[START]

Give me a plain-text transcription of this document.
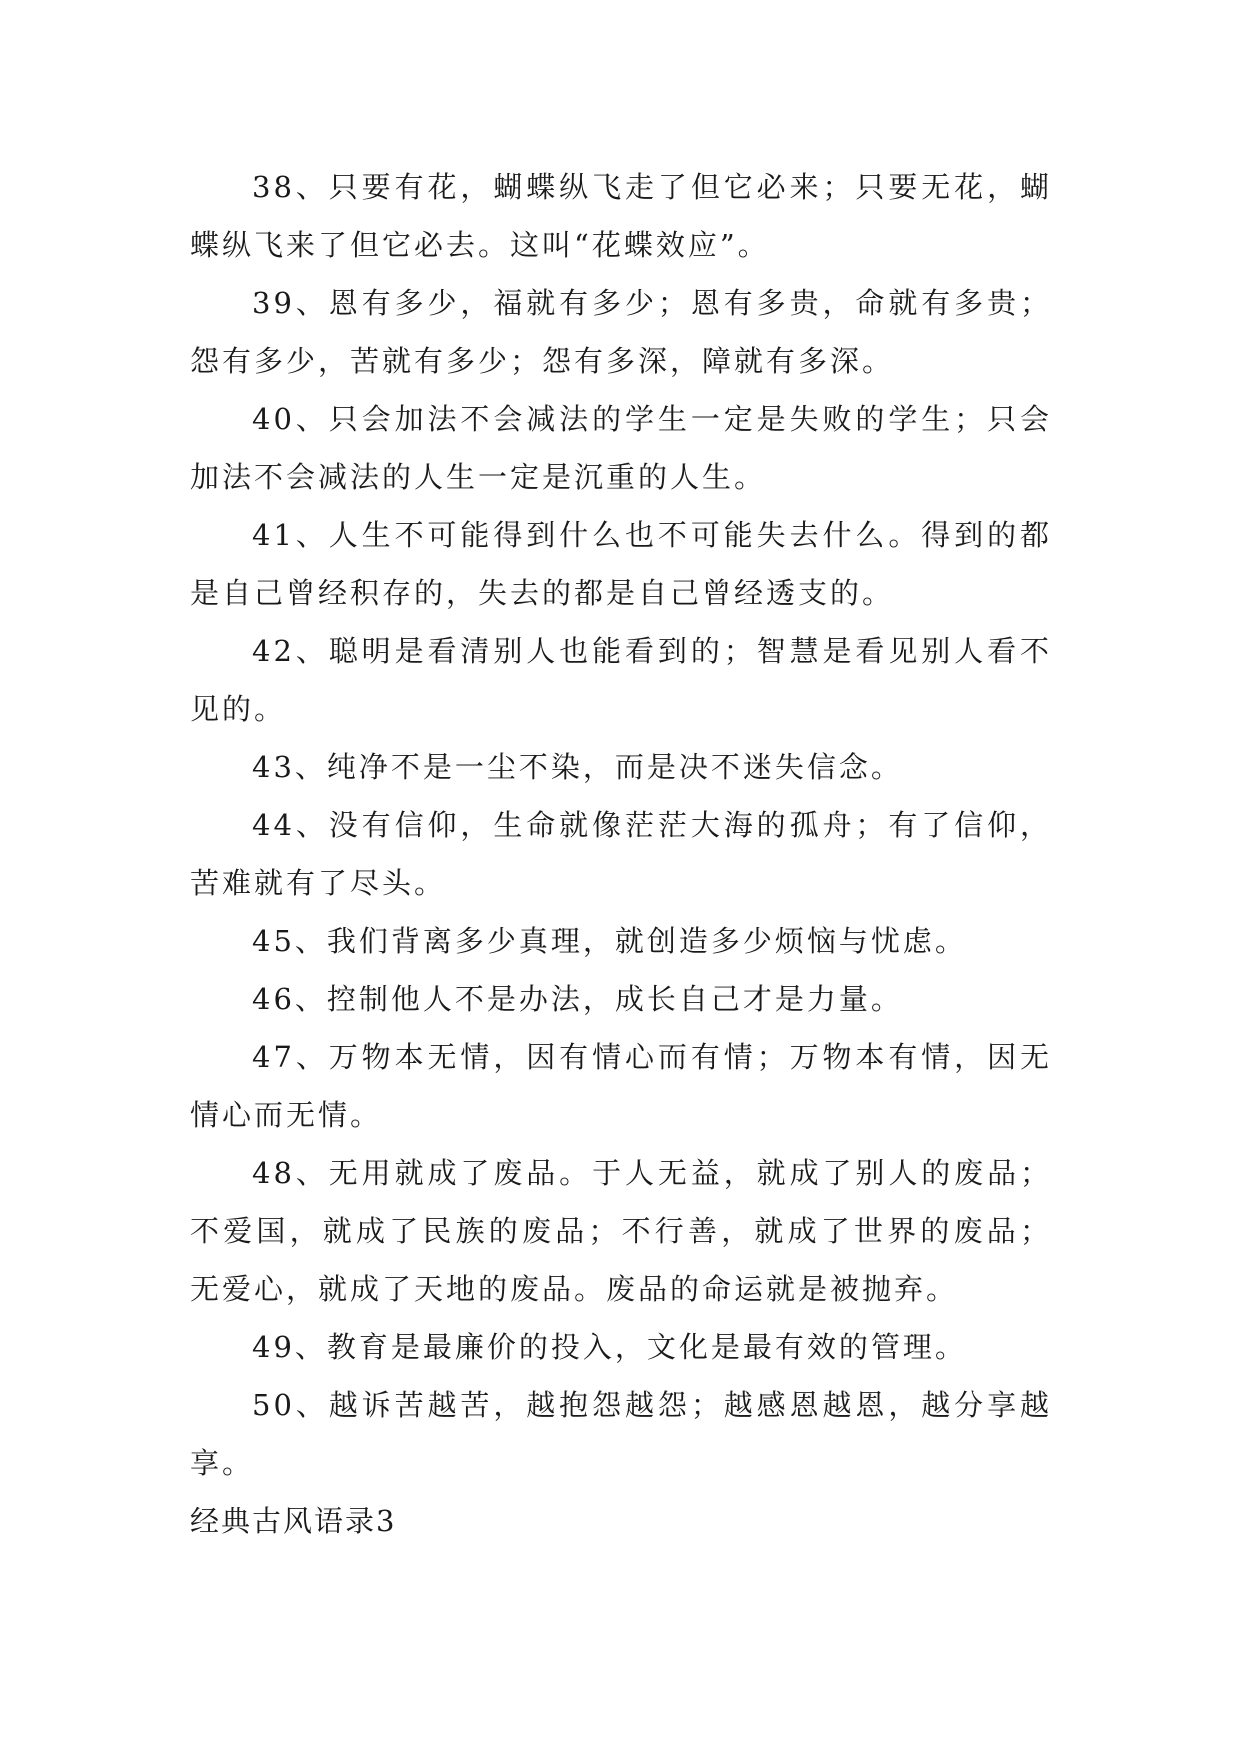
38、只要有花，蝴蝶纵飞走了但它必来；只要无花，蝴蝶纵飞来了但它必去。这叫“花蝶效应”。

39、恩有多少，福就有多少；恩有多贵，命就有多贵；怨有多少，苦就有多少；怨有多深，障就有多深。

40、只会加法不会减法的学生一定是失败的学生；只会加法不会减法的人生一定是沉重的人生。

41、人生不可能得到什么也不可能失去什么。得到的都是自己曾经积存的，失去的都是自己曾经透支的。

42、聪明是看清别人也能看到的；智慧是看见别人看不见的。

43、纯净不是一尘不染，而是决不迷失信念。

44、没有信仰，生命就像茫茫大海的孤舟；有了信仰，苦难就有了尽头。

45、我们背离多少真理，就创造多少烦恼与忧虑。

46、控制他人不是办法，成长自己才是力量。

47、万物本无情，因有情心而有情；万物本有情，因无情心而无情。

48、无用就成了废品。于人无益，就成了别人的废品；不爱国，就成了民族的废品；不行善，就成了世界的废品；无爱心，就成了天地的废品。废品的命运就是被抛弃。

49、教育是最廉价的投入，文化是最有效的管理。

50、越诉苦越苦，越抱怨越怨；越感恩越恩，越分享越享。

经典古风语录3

[END]
[START]

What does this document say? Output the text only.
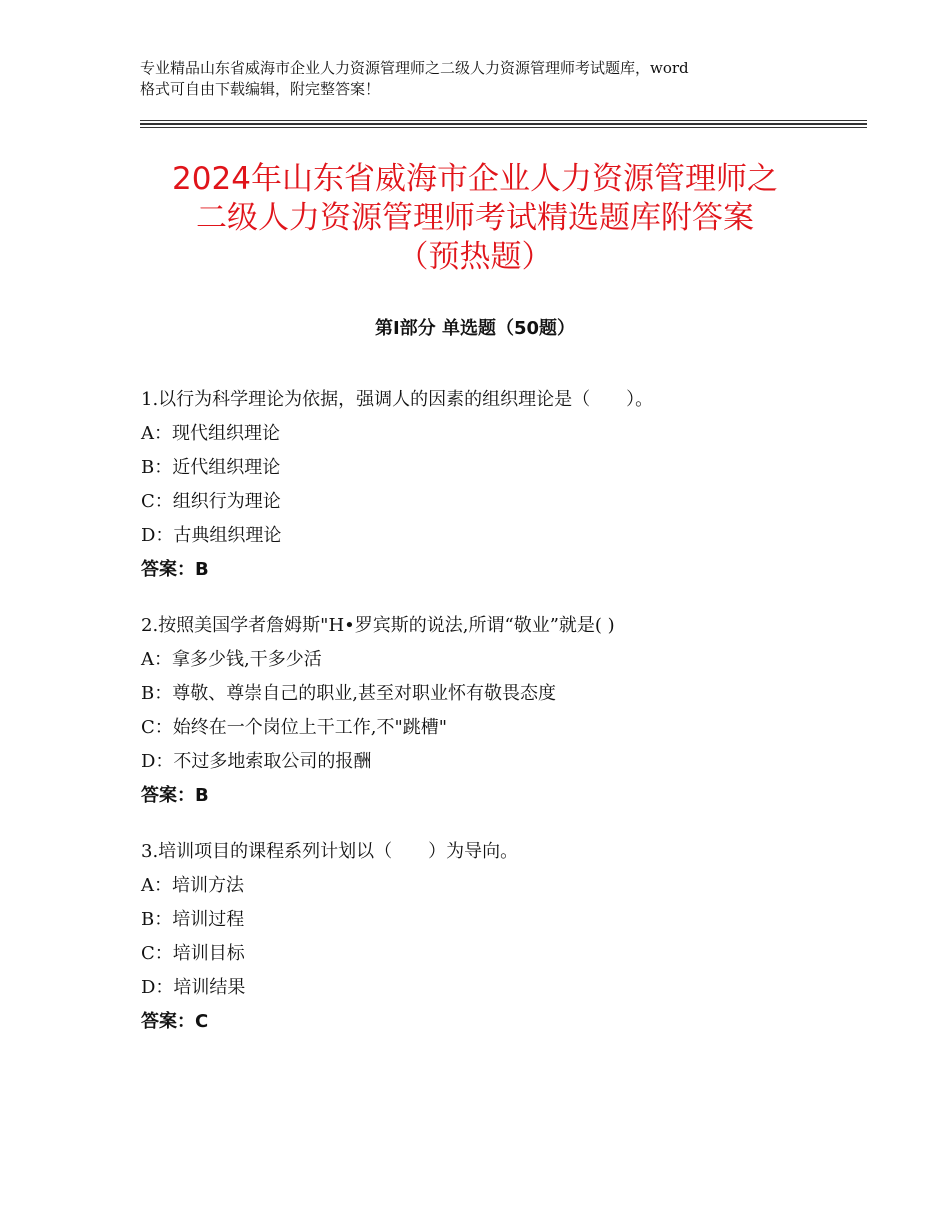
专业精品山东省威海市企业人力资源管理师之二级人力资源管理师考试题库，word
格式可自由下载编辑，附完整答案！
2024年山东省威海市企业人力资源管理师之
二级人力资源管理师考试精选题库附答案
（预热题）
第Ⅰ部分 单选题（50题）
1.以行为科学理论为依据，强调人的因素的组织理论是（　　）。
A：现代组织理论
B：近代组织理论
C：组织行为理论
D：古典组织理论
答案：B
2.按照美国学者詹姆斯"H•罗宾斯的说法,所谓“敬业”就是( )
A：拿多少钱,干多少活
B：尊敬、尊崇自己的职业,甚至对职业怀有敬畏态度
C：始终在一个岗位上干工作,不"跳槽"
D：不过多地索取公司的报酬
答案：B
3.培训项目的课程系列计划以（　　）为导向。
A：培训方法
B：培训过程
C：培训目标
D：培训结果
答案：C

[END]

In how many lines of the data does the string "this" appear? Give only the number.

2